What you are asked to do: Find every line below that contains the word "परभण" and copy it out.

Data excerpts
====================

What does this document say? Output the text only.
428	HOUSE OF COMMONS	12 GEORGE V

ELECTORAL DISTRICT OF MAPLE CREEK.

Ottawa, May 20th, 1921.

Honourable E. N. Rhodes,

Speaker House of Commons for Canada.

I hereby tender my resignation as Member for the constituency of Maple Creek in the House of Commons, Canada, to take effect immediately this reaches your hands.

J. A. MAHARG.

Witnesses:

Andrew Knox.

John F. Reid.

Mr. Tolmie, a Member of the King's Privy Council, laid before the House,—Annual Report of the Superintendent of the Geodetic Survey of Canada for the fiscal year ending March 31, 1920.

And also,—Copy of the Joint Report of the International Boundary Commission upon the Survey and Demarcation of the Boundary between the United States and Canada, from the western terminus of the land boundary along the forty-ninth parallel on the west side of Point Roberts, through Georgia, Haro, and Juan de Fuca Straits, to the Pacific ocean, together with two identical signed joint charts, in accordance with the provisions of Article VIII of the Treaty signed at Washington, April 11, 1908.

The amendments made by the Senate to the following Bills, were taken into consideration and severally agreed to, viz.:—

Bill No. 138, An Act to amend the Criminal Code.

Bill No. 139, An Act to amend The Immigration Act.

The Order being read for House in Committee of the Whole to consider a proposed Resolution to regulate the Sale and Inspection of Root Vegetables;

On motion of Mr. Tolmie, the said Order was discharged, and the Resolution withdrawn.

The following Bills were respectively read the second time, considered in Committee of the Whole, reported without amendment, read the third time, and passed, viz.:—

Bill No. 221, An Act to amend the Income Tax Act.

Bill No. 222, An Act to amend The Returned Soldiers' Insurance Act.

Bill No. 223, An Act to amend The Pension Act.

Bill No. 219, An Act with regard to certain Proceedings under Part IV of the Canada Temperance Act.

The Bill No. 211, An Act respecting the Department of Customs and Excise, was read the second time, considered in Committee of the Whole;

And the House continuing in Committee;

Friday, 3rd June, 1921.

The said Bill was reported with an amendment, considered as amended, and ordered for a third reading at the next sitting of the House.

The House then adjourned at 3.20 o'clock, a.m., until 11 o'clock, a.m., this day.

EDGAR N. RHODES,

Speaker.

====================

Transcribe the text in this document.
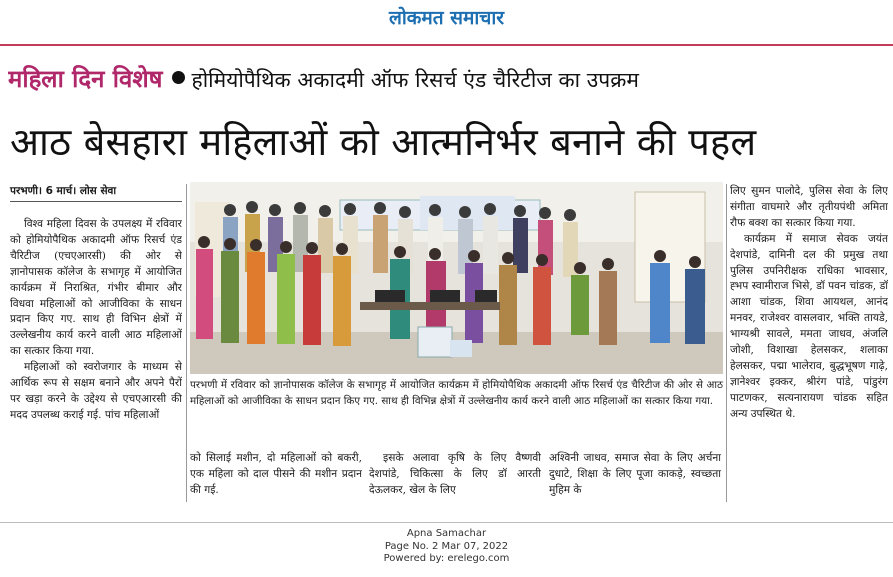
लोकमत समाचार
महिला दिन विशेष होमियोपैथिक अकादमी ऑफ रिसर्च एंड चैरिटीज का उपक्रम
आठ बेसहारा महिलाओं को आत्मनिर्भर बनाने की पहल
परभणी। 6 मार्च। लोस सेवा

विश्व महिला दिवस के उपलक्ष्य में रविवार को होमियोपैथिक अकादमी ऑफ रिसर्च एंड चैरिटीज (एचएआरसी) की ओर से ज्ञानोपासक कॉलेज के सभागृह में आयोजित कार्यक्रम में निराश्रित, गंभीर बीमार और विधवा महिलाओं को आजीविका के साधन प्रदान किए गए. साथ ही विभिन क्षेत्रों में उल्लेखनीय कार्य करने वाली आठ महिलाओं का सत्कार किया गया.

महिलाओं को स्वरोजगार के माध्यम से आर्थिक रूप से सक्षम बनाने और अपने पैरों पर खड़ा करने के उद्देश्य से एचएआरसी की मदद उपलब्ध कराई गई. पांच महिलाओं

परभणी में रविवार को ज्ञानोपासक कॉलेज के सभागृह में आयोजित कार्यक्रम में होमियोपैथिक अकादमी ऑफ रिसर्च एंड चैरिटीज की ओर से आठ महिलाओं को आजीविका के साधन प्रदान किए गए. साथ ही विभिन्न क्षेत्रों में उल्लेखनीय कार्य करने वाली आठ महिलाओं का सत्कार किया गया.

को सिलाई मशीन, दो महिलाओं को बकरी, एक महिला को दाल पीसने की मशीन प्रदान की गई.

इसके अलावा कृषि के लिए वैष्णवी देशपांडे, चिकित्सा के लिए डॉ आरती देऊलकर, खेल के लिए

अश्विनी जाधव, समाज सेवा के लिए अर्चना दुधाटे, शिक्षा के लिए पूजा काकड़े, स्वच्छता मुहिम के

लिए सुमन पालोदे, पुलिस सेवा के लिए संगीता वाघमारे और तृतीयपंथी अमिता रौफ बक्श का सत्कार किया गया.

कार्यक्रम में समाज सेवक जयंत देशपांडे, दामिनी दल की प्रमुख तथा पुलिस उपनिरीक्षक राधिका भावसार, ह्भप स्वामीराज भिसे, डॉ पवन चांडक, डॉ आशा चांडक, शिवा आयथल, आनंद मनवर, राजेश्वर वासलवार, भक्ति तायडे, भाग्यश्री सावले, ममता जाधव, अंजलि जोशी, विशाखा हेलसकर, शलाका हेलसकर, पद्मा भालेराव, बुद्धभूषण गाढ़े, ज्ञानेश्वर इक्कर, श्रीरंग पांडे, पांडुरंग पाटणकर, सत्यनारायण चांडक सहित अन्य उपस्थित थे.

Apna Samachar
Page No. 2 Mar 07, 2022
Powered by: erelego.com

====================

Written solution:
परभणी। 6 मार्च। लोस सेवा
परभणी में रविवार को ज्ञानोपासक कॉलेज के सभागृह में आयोजित कार्यक्रम में होमियोपैथिक अकादमी ऑफ रिसर्च एंड चैरिटीज की ओर से आठ महिलाओं को आजीविका के साधन प्रदान किए गए. साथ ही विभिन्न क्षेत्रों में उल्लेखनीय कार्य करने वाली आठ महिलाओं का सत्कार किया गया.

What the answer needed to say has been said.